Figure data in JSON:
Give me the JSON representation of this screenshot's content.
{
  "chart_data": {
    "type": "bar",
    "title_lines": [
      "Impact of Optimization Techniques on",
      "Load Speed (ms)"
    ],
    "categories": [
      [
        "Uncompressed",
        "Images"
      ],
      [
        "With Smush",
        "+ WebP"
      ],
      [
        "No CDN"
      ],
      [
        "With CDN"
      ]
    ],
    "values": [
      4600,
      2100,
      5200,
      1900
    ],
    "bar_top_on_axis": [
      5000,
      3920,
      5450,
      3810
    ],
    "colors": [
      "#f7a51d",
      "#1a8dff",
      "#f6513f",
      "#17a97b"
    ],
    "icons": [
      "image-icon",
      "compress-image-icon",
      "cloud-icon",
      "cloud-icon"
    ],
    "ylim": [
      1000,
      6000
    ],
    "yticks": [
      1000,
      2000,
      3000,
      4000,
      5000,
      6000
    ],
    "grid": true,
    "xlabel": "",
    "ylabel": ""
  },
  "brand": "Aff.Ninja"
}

GOAL
Output the listing above without altering a single character.

FULL OUTPUT
Give me the JSON representation of this screenshot's content.
{
  "chart_data": {
    "type": "bar",
    "title_lines": [
      "Impact of Optimization Techniques on",
      "Load Speed (ms)"
    ],
    "categories": [
      [
        "Uncompressed",
        "Images"
      ],
      [
        "With Smush",
        "+ WebP"
      ],
      [
        "No CDN"
      ],
      [
        "With CDN"
      ]
    ],
    "values": [
      4600,
      2100,
      5200,
      1900
    ],
    "bar_top_on_axis": [
      5000,
      3920,
      5450,
      3810
    ],
    "colors": [
      "#f7a51d",
      "#1a8dff",
      "#f6513f",
      "#17a97b"
    ],
    "icons": [
      "image-icon",
      "compress-image-icon",
      "cloud-icon",
      "cloud-icon"
    ],
    "ylim": [
      1000,
      6000
    ],
    "yticks": [
      1000,
      2000,
      3000,
      4000,
      5000,
      6000
    ],
    "grid": true,
    "xlabel": "",
    "ylabel": ""
  },
  "brand": "Aff.Ninja"
}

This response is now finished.